# JOB
Restate the complete material exactly.

# DATA SUPPLIED
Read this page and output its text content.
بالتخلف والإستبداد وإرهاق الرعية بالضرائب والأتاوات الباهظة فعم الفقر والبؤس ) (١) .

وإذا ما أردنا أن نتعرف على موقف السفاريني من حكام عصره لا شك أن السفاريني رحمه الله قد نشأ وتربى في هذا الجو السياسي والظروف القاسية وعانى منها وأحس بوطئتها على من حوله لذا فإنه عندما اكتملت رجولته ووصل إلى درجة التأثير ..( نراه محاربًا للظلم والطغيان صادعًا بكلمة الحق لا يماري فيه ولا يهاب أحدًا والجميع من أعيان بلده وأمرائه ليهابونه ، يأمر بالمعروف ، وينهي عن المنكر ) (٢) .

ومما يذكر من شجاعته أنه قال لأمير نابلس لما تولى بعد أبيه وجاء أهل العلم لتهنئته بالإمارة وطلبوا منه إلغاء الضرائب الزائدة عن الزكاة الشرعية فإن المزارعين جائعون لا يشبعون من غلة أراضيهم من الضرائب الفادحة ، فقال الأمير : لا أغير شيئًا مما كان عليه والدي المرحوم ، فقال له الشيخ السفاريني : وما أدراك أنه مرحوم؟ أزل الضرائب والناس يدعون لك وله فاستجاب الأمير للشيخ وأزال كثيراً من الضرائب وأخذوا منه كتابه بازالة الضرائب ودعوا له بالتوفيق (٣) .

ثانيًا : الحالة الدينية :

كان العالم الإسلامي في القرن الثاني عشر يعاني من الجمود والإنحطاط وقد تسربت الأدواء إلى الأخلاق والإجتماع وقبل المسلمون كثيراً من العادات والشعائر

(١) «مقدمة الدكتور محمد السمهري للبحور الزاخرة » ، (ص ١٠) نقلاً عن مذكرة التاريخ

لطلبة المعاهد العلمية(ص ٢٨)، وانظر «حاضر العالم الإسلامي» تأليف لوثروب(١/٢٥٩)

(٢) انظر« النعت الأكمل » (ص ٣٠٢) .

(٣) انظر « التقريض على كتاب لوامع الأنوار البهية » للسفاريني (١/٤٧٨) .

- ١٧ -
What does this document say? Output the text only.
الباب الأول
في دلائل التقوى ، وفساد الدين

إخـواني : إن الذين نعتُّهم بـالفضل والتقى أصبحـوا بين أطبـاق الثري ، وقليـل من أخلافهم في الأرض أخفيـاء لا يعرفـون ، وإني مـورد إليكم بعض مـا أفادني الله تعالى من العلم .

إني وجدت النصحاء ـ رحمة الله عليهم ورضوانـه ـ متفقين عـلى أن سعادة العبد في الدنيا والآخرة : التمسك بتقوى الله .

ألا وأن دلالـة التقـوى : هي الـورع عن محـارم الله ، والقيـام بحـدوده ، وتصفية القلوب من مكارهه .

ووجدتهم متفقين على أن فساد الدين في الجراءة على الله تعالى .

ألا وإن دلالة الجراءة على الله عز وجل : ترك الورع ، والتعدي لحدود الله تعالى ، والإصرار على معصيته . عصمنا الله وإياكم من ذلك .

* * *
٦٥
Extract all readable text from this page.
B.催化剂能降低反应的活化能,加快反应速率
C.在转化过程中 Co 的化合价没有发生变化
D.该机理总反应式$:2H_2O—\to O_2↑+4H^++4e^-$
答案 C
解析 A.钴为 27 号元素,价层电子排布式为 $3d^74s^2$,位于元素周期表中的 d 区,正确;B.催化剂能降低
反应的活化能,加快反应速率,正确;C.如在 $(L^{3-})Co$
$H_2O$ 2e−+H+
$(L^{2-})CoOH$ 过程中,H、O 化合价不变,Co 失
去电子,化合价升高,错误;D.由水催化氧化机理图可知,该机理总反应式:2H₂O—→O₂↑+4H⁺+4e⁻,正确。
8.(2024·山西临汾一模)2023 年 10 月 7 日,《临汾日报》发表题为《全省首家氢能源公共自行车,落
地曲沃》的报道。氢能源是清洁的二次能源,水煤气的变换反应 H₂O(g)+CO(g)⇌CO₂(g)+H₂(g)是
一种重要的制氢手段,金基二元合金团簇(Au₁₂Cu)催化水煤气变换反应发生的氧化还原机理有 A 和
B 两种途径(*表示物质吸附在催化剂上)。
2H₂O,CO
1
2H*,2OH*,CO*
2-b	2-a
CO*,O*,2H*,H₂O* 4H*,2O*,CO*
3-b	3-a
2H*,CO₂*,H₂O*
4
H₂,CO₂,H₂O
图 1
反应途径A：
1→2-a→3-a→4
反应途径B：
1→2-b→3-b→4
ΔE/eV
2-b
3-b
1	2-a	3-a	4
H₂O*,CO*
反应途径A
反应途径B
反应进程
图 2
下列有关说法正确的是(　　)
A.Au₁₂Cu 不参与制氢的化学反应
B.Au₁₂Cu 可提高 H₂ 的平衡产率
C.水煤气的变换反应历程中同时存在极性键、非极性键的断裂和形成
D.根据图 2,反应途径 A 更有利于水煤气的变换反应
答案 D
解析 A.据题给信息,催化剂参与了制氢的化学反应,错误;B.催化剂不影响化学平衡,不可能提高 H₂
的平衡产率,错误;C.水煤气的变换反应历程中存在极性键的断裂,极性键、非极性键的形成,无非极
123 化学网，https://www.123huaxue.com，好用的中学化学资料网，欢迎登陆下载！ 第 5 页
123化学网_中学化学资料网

# SOLVED EXERCISE
Read this page and output its text content.
بالتخلف والإستبداد وإرهاق الرعية بالضرائب والأتاوات الباهظة فعم الفقر والبؤس ) (١) .

وإذا ما أردنا أن نتعرف على موقف السفاريني من حكام عصره لا شك أن السفاريني رحمه الله قد نشأ وتربى في هذا الجو السياسي والظروف القاسية وعانى منها وأحس بوطئتها على من حوله لذا فإنه عندما اكتملت رجولته ووصل إلى درجة التأثير ..( نراه محاربًا للظلم والطغيان صادعًا بكلمة الحق لا يماري فيه ولا يهاب أحدًا والجميع من أعيان بلده وأمرائه ليهابونه ، يأمر بالمعروف ، وينهي عن المنكر ) (٢) .

ومما يذكر من شجاعته أنه قال لأمير نابلس لما تولى بعد أبيه وجاء أهل العلم لتهنئته بالإمارة وطلبوا منه إلغاء الضرائب الزائدة عن الزكاة الشرعية فإن المزارعين جائعون لا يشبعون من غلة أراضيهم من الضرائب الفادحة ، فقال الأمير : لا أغير شيئًا مما كان عليه والدي المرحوم ، فقال له الشيخ السفاريني : وما أدراك أنه مرحوم؟ أزل الضرائب والناس يدعون لك وله فاستجاب الأمير للشيخ وأزال كثيراً من الضرائب وأخذوا منه كتابه بازالة الضرائب ودعوا له بالتوفيق (٣) .

ثانيًا : الحالة الدينية :

كان العالم الإسلامي في القرن الثاني عشر يعاني من الجمود والإنحطاط وقد تسربت الأدواء إلى الأخلاق والإجتماع وقبل المسلمون كثيراً من العادات والشعائر

(١) «مقدمة الدكتور محمد السمهري للبحور الزاخرة » ، (ص ١٠) نقلاً عن مذكرة التاريخ

لطلبة المعاهد العلمية(ص ٢٨)، وانظر «حاضر العالم الإسلامي» تأليف لوثروب(١/٢٥٩)

(٢) انظر« النعت الأكمل » (ص ٣٠٢) .

(٣) انظر « التقريض على كتاب لوامع الأنوار البهية » للسفاريني (١/٤٧٨) .

- ١٧ -
What does this document say? Output the text only.
الباب الأول
في دلائل التقوى ، وفساد الدين

إخـواني : إن الذين نعتُّهم بـالفضل والتقى أصبحـوا بين أطبـاق الثري ، وقليـل من أخلافهم في الأرض أخفيـاء لا يعرفـون ، وإني مـورد إليكم بعض مـا أفادني الله تعالى من العلم .

إني وجدت النصحاء ـ رحمة الله عليهم ورضوانـه ـ متفقين عـلى أن سعادة العبد في الدنيا والآخرة : التمسك بتقوى الله .

ألا وأن دلالـة التقـوى : هي الـورع عن محـارم الله ، والقيـام بحـدوده ، وتصفية القلوب من مكارهه .

ووجدتهم متفقين على أن فساد الدين في الجراءة على الله تعالى .

ألا وإن دلالة الجراءة على الله عز وجل : ترك الورع ، والتعدي لحدود الله تعالى ، والإصرار على معصيته . عصمنا الله وإياكم من ذلك .

* * *
٦٥
Extract all readable text from this page.
B.催化剂能降低反应的活化能,加快反应速率
C.在转化过程中 Co 的化合价没有发生变化
D.该机理总反应式$:2H_2O—\to O_2↑+4H^++4e^-$
答案 C
解析 A.钴为 27 号元素,价层电子排布式为 $3d^74s^2$,位于元素周期表中的 d 区,正确;B.催化剂能降低
反应的活化能,加快反应速率,正确;C.如在 $(L^{3-})Co$
$H_2O$ 2e−+H+
$(L^{2-})CoOH$ 过程中,H、O 化合价不变,Co 失
去电子,化合价升高,错误;D.由水催化氧化机理图可知,该机理总反应式:2H₂O—→O₂↑+4H⁺+4e⁻,正确。
8.(2024·山西临汾一模)2023 年 10 月 7 日,《临汾日报》发表题为《全省首家氢能源公共自行车,落
地曲沃》的报道。氢能源是清洁的二次能源,水煤气的变换反应 H₂O(g)+CO(g)⇌CO₂(g)+H₂(g)是
一种重要的制氢手段,金基二元合金团簇(Au₁₂Cu)催化水煤气变换反应发生的氧化还原机理有 A 和
B 两种途径(*表示物质吸附在催化剂上)。
2H₂O,CO
1
2H*,2OH*,CO*
2-b	2-a
CO*,O*,2H*,H₂O* 4H*,2O*,CO*
3-b	3-a
2H*,CO₂*,H₂O*
4
H₂,CO₂,H₂O
图 1
反应途径A：
1→2-a→3-a→4
反应途径B：
1→2-b→3-b→4
ΔE/eV
2-b
3-b
1	2-a	3-a	4
H₂O*,CO*
反应途径A
反应途径B
反应进程
图 2
下列有关说法正确的是(　　)
A.Au₁₂Cu 不参与制氢的化学反应
B.Au₁₂Cu 可提高 H₂ 的平衡产率
C.水煤气的变换反应历程中同时存在极性键、非极性键的断裂和形成
D.根据图 2,反应途径 A 更有利于水煤气的变换反应
答案 D
解析 A.据题给信息,催化剂参与了制氢的化学反应,错误;B.催化剂不影响化学平衡,不可能提高 H₂
的平衡产率,错误;C.水煤气的变换反应历程中存在极性键的断裂,极性键、非极性键的形成,无非极
123 化学网，https://www.123huaxue.com，好用的中学化学资料网，欢迎登陆下载！ 第 5 页
123化学网_中学化学资料网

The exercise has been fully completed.